== DATA EXCERPTS ==
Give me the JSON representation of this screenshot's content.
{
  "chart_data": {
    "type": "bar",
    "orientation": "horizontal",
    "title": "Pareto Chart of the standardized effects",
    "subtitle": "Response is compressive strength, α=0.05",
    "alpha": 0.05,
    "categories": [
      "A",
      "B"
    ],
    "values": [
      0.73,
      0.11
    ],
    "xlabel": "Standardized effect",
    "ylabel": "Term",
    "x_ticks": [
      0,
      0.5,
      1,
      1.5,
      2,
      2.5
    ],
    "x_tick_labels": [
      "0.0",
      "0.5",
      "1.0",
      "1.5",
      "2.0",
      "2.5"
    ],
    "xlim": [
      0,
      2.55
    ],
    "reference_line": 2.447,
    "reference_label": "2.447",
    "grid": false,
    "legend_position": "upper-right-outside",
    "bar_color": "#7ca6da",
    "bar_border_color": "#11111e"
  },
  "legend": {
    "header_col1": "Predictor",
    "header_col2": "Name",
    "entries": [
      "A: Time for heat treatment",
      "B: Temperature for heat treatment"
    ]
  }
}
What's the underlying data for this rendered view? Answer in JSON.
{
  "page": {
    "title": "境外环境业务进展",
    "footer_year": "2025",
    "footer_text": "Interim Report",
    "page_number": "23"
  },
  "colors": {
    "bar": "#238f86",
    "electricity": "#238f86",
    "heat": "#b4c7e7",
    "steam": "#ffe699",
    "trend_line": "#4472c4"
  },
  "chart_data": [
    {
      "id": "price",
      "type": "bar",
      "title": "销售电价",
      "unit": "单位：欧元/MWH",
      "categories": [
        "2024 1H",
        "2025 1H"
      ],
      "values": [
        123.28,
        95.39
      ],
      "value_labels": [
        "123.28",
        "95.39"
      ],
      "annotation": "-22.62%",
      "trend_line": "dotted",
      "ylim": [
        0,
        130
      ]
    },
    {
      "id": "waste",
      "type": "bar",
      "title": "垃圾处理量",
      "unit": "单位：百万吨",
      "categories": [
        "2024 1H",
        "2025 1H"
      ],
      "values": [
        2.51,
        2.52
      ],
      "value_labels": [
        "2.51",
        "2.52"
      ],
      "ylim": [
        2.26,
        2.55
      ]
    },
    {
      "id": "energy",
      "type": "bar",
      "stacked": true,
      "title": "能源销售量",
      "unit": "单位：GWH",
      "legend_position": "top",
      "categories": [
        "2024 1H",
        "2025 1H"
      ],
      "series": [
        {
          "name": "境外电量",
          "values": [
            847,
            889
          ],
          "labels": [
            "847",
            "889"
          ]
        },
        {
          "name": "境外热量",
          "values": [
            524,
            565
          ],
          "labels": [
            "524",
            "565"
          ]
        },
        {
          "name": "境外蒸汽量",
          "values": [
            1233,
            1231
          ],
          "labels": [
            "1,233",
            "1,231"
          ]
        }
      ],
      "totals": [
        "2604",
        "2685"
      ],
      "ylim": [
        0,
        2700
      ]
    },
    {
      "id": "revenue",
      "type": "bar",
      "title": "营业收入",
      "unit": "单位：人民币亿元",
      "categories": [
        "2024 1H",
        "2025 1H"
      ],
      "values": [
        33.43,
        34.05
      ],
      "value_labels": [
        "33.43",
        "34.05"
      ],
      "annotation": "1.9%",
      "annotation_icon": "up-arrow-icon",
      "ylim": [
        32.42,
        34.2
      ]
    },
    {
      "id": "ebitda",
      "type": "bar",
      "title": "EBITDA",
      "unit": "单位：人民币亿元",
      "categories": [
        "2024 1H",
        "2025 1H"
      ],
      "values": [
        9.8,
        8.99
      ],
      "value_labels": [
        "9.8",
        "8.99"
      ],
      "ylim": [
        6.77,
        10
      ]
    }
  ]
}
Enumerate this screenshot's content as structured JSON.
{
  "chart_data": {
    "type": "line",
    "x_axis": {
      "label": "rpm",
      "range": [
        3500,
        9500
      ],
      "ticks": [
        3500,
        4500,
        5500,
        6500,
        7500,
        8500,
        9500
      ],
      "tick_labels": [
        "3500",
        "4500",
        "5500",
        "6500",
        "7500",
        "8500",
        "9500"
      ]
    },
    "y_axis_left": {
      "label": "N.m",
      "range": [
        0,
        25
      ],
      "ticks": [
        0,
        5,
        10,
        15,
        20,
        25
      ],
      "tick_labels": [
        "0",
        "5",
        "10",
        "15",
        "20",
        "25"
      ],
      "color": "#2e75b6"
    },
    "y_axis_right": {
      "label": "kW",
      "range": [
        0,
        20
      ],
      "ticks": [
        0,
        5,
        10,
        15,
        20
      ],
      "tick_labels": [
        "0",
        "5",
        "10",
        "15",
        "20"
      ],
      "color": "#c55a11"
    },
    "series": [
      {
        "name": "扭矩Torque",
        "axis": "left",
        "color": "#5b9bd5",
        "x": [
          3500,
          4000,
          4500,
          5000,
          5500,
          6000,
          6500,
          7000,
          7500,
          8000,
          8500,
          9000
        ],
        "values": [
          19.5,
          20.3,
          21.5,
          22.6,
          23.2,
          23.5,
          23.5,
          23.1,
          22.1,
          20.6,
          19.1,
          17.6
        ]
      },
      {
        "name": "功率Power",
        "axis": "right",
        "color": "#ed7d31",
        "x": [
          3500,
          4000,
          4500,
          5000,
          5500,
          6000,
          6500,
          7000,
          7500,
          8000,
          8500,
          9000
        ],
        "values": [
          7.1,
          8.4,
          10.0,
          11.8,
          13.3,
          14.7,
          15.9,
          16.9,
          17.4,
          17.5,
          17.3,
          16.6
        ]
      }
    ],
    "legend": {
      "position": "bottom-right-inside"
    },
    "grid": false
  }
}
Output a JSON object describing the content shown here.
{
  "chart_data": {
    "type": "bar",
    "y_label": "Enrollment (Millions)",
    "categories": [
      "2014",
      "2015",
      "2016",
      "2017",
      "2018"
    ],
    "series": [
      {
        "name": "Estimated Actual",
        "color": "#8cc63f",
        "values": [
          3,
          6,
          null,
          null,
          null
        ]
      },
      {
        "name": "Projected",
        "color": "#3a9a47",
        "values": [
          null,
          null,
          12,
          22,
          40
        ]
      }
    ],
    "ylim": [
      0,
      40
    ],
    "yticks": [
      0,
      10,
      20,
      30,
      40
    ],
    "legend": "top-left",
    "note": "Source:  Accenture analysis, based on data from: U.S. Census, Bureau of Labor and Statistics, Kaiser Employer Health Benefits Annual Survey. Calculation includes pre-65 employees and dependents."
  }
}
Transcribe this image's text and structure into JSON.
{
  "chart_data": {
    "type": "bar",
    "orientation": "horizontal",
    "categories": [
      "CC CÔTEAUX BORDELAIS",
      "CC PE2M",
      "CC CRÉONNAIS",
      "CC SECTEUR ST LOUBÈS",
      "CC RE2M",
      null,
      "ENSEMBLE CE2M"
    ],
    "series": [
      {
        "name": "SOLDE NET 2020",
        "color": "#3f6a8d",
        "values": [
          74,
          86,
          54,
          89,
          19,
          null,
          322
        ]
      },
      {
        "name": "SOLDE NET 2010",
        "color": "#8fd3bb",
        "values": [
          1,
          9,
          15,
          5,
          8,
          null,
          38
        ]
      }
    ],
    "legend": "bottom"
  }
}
===
Restate the listing in full, word for word.

Give me the JSON representation of this screenshot's content.
{
  "chart_data": {
    "type": "bar",
    "orientation": "horizontal",
    "title": "Pareto Chart of the standardized effects",
    "subtitle": "Response is compressive strength, α=0.05",
    "alpha": 0.05,
    "categories": [
      "A",
      "B"
    ],
    "values": [
      0.73,
      0.11
    ],
    "xlabel": "Standardized effect",
    "ylabel": "Term",
    "x_ticks": [
      0,
      0.5,
      1,
      1.5,
      2,
      2.5
    ],
    "x_tick_labels": [
      "0.0",
      "0.5",
      "1.0",
      "1.5",
      "2.0",
      "2.5"
    ],
    "xlim": [
      0,
      2.55
    ],
    "reference_line": 2.447,
    "reference_label": "2.447",
    "grid": false,
    "legend_position": "upper-right-outside",
    "bar_color": "#7ca6da",
    "bar_border_color": "#11111e"
  },
  "legend": {
    "header_col1": "Predictor",
    "header_col2": "Name",
    "entries": [
      "A: Time for heat treatment",
      "B: Temperature for heat treatment"
    ]
  }
}
What's the underlying data for this rendered view? Answer in JSON.
{
  "page": {
    "title": "境外环境业务进展",
    "footer_year": "2025",
    "footer_text": "Interim Report",
    "page_number": "23"
  },
  "colors": {
    "bar": "#238f86",
    "electricity": "#238f86",
    "heat": "#b4c7e7",
    "steam": "#ffe699",
    "trend_line": "#4472c4"
  },
  "chart_data": [
    {
      "id": "price",
      "type": "bar",
      "title": "销售电价",
      "unit": "单位：欧元/MWH",
      "categories": [
        "2024 1H",
        "2025 1H"
      ],
      "values": [
        123.28,
        95.39
      ],
      "value_labels": [
        "123.28",
        "95.39"
      ],
      "annotation": "-22.62%",
      "trend_line": "dotted",
      "ylim": [
        0,
        130
      ]
    },
    {
      "id": "waste",
      "type": "bar",
      "title": "垃圾处理量",
      "unit": "单位：百万吨",
      "categories": [
        "2024 1H",
        "2025 1H"
      ],
      "values": [
        2.51,
        2.52
      ],
      "value_labels": [
        "2.51",
        "2.52"
      ],
      "ylim": [
        2.26,
        2.55
      ]
    },
    {
      "id": "energy",
      "type": "bar",
      "stacked": true,
      "title": "能源销售量",
      "unit": "单位：GWH",
      "legend_position": "top",
      "categories": [
        "2024 1H",
        "2025 1H"
      ],
      "series": [
        {
          "name": "境外电量",
          "values": [
            847,
            889
          ],
          "labels": [
            "847",
            "889"
          ]
        },
        {
          "name": "境外热量",
          "values": [
            524,
            565
          ],
          "labels": [
            "524",
            "565"
          ]
        },
        {
          "name": "境外蒸汽量",
          "values": [
            1233,
            1231
          ],
          "labels": [
            "1,233",
            "1,231"
          ]
        }
      ],
      "totals": [
        "2604",
        "2685"
      ],
      "ylim": [
        0,
        2700
      ]
    },
    {
      "id": "revenue",
      "type": "bar",
      "title": "营业收入",
      "unit": "单位：人民币亿元",
      "categories": [
        "2024 1H",
        "2025 1H"
      ],
      "values": [
        33.43,
        34.05
      ],
      "value_labels": [
        "33.43",
        "34.05"
      ],
      "annotation": "1.9%",
      "annotation_icon": "up-arrow-icon",
      "ylim": [
        32.42,
        34.2
      ]
    },
    {
      "id": "ebitda",
      "type": "bar",
      "title": "EBITDA",
      "unit": "单位：人民币亿元",
      "categories": [
        "2024 1H",
        "2025 1H"
      ],
      "values": [
        9.8,
        8.99
      ],
      "value_labels": [
        "9.8",
        "8.99"
      ],
      "ylim": [
        6.77,
        10
      ]
    }
  ]
}
Enumerate this screenshot's content as structured JSON.
{
  "chart_data": {
    "type": "line",
    "x_axis": {
      "label": "rpm",
      "range": [
        3500,
        9500
      ],
      "ticks": [
        3500,
        4500,
        5500,
        6500,
        7500,
        8500,
        9500
      ],
      "tick_labels": [
        "3500",
        "4500",
        "5500",
        "6500",
        "7500",
        "8500",
        "9500"
      ]
    },
    "y_axis_left": {
      "label": "N.m",
      "range": [
        0,
        25
      ],
      "ticks": [
        0,
        5,
        10,
        15,
        20,
        25
      ],
      "tick_labels": [
        "0",
        "5",
        "10",
        "15",
        "20",
        "25"
      ],
      "color": "#2e75b6"
    },
    "y_axis_right": {
      "label": "kW",
      "range": [
        0,
        20
      ],
      "ticks": [
        0,
        5,
        10,
        15,
        20
      ],
      "tick_labels": [
        "0",
        "5",
        "10",
        "15",
        "20"
      ],
      "color": "#c55a11"
    },
    "series": [
      {
        "name": "扭矩Torque",
        "axis": "left",
        "color": "#5b9bd5",
        "x": [
          3500,
          4000,
          4500,
          5000,
          5500,
          6000,
          6500,
          7000,
          7500,
          8000,
          8500,
          9000
        ],
        "values": [
          19.5,
          20.3,
          21.5,
          22.6,
          23.2,
          23.5,
          23.5,
          23.1,
          22.1,
          20.6,
          19.1,
          17.6
        ]
      },
      {
        "name": "功率Power",
        "axis": "right",
        "color": "#ed7d31",
        "x": [
          3500,
          4000,
          4500,
          5000,
          5500,
          6000,
          6500,
          7000,
          7500,
          8000,
          8500,
          9000
        ],
        "values": [
          7.1,
          8.4,
          10.0,
          11.8,
          13.3,
          14.7,
          15.9,
          16.9,
          17.4,
          17.5,
          17.3,
          16.6
        ]
      }
    ],
    "legend": {
      "position": "bottom-right-inside"
    },
    "grid": false
  }
}
Output a JSON object describing the content shown here.
{
  "chart_data": {
    "type": "bar",
    "y_label": "Enrollment (Millions)",
    "categories": [
      "2014",
      "2015",
      "2016",
      "2017",
      "2018"
    ],
    "series": [
      {
        "name": "Estimated Actual",
        "color": "#8cc63f",
        "values": [
          3,
          6,
          null,
          null,
          null
        ]
      },
      {
        "name": "Projected",
        "color": "#3a9a47",
        "values": [
          null,
          null,
          12,
          22,
          40
        ]
      }
    ],
    "ylim": [
      0,
      40
    ],
    "yticks": [
      0,
      10,
      20,
      30,
      40
    ],
    "legend": "top-left",
    "note": "Source:  Accenture analysis, based on data from: U.S. Census, Bureau of Labor and Statistics, Kaiser Employer Health Benefits Annual Survey. Calculation includes pre-65 employees and dependents."
  }
}
Transcribe this image's text and structure into JSON.
{
  "chart_data": {
    "type": "bar",
    "orientation": "horizontal",
    "categories": [
      "CC CÔTEAUX BORDELAIS",
      "CC PE2M",
      "CC CRÉONNAIS",
      "CC SECTEUR ST LOUBÈS",
      "CC RE2M",
      null,
      "ENSEMBLE CE2M"
    ],
    "series": [
      {
        "name": "SOLDE NET 2020",
        "color": "#3f6a8d",
        "values": [
          74,
          86,
          54,
          89,
          19,
          null,
          322
        ]
      },
      {
        "name": "SOLDE NET 2010",
        "color": "#8fd3bb",
        "values": [
          1,
          9,
          15,
          5,
          8,
          null,
          38
        ]
      }
    ],
    "legend": "bottom"
  }
}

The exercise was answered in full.